■ What the task asks
Set down the material once more, exactly as it appears.
^^^^^^^^
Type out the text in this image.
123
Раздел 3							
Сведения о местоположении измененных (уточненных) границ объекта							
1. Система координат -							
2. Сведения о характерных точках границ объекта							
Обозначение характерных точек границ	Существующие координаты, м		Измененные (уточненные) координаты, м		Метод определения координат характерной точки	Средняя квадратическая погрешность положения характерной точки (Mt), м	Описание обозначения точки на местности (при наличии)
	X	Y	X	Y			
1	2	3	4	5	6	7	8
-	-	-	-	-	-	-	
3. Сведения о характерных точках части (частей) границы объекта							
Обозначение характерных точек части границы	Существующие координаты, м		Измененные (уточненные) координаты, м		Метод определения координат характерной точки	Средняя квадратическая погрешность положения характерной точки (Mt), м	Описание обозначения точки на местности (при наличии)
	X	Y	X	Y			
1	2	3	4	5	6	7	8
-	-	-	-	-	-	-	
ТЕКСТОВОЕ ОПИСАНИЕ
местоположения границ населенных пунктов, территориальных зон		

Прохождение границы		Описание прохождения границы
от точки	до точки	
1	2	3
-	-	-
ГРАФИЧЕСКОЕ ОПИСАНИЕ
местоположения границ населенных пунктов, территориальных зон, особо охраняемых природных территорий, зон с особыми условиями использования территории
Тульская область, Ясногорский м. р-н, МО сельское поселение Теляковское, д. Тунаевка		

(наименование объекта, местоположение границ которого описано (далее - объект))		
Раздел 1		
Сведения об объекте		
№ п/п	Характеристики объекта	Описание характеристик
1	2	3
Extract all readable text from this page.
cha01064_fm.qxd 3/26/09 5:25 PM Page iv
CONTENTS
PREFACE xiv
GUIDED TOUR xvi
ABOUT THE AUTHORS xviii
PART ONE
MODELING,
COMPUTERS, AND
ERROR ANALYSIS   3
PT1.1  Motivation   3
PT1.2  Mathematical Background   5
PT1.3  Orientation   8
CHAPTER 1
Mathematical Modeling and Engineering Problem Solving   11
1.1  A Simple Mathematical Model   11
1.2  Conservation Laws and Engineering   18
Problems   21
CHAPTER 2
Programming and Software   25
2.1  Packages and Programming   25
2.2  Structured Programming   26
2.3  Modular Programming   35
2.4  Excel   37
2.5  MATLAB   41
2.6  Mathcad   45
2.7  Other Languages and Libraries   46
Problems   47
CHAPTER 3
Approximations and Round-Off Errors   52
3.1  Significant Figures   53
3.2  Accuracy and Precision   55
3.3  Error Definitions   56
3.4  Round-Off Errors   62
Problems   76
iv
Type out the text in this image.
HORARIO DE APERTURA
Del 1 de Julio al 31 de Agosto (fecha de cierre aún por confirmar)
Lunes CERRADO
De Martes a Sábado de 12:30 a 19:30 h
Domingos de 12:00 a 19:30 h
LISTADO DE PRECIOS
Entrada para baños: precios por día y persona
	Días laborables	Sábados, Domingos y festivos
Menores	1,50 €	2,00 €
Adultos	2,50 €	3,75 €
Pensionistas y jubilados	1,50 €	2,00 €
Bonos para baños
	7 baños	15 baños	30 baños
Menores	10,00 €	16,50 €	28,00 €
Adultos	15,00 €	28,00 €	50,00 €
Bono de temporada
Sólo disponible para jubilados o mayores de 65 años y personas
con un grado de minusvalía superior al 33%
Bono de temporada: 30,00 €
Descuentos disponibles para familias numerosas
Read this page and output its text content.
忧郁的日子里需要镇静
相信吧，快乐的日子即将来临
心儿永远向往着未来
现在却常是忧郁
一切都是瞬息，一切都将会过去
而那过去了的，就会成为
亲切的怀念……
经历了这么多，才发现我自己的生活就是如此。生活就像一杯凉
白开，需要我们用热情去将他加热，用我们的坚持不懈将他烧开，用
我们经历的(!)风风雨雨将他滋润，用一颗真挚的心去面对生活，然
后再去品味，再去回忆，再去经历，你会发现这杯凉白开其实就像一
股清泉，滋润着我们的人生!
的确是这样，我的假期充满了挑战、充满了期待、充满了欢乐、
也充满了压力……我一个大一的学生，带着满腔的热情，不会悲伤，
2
^^^^^^^^
■ Response below
Type out the text in this image.
123
Раздел 3							
Сведения о местоположении измененных (уточненных) границ объекта							
1. Система координат -							
2. Сведения о характерных точках границ объекта							
Обозначение характерных точек границ	Существующие координаты, м		Измененные (уточненные) координаты, м		Метод определения координат характерной точки	Средняя квадратическая погрешность положения характерной точки (Mt), м	Описание обозначения точки на местности (при наличии)
	X	Y	X	Y			
1	2	3	4	5	6	7	8
-	-	-	-	-	-	-	
3. Сведения о характерных точках части (частей) границы объекта							
Обозначение характерных точек части границы	Существующие координаты, м		Измененные (уточненные) координаты, м		Метод определения координат характерной точки	Средняя квадратическая погрешность положения характерной точки (Mt), м	Описание обозначения точки на местности (при наличии)
	X	Y	X	Y			
1	2	3	4	5	6	7	8
-	-	-	-	-	-	-	
ТЕКСТОВОЕ ОПИСАНИЕ
местоположения границ населенных пунктов, территориальных зон		

Прохождение границы		Описание прохождения границы
от точки	до точки	
1	2	3
-	-	-
ГРАФИЧЕСКОЕ ОПИСАНИЕ
местоположения границ населенных пунктов, территориальных зон, особо охраняемых природных территорий, зон с особыми условиями использования территории
Тульская область, Ясногорский м. р-н, МО сельское поселение Теляковское, д. Тунаевка		

(наименование объекта, местоположение границ которого описано (далее - объект))		
Раздел 1		
Сведения об объекте		
№ п/п	Характеристики объекта	Описание характеристик
1	2	3
Extract all readable text from this page.
cha01064_fm.qxd 3/26/09 5:25 PM Page iv
CONTENTS
PREFACE xiv
GUIDED TOUR xvi
ABOUT THE AUTHORS xviii
PART ONE
MODELING,
COMPUTERS, AND
ERROR ANALYSIS   3
PT1.1  Motivation   3
PT1.2  Mathematical Background   5
PT1.3  Orientation   8
CHAPTER 1
Mathematical Modeling and Engineering Problem Solving   11
1.1  A Simple Mathematical Model   11
1.2  Conservation Laws and Engineering   18
Problems   21
CHAPTER 2
Programming and Software   25
2.1  Packages and Programming   25
2.2  Structured Programming   26
2.3  Modular Programming   35
2.4  Excel   37
2.5  MATLAB   41
2.6  Mathcad   45
2.7  Other Languages and Libraries   46
Problems   47
CHAPTER 3
Approximations and Round-Off Errors   52
3.1  Significant Figures   53
3.2  Accuracy and Precision   55
3.3  Error Definitions   56
3.4  Round-Off Errors   62
Problems   76
iv
Type out the text in this image.
HORARIO DE APERTURA
Del 1 de Julio al 31 de Agosto (fecha de cierre aún por confirmar)
Lunes CERRADO
De Martes a Sábado de 12:30 a 19:30 h
Domingos de 12:00 a 19:30 h
LISTADO DE PRECIOS
Entrada para baños: precios por día y persona
	Días laborables	Sábados, Domingos y festivos
Menores	1,50 €	2,00 €
Adultos	2,50 €	3,75 €
Pensionistas y jubilados	1,50 €	2,00 €
Bonos para baños
	7 baños	15 baños	30 baños
Menores	10,00 €	16,50 €	28,00 €
Adultos	15,00 €	28,00 €	50,00 €
Bono de temporada
Sólo disponible para jubilados o mayores de 65 años y personas
con un grado de minusvalía superior al 33%
Bono de temporada: 30,00 €
Descuentos disponibles para familias numerosas
Read this page and output its text content.
忧郁的日子里需要镇静
相信吧，快乐的日子即将来临
心儿永远向往着未来
现在却常是忧郁
一切都是瞬息，一切都将会过去
而那过去了的，就会成为
亲切的怀念……
经历了这么多，才发现我自己的生活就是如此。生活就像一杯凉
白开，需要我们用热情去将他加热，用我们的坚持不懈将他烧开，用
我们经历的(!)风风雨雨将他滋润，用一颗真挚的心去面对生活，然
后再去品味，再去回忆，再去经历，你会发现这杯凉白开其实就像一
股清泉，滋润着我们的人生!
的确是这样，我的假期充满了挑战、充满了期待、充满了欢乐、
也充满了压力……我一个大一的学生，带着满腔的热情，不会悲伤，
2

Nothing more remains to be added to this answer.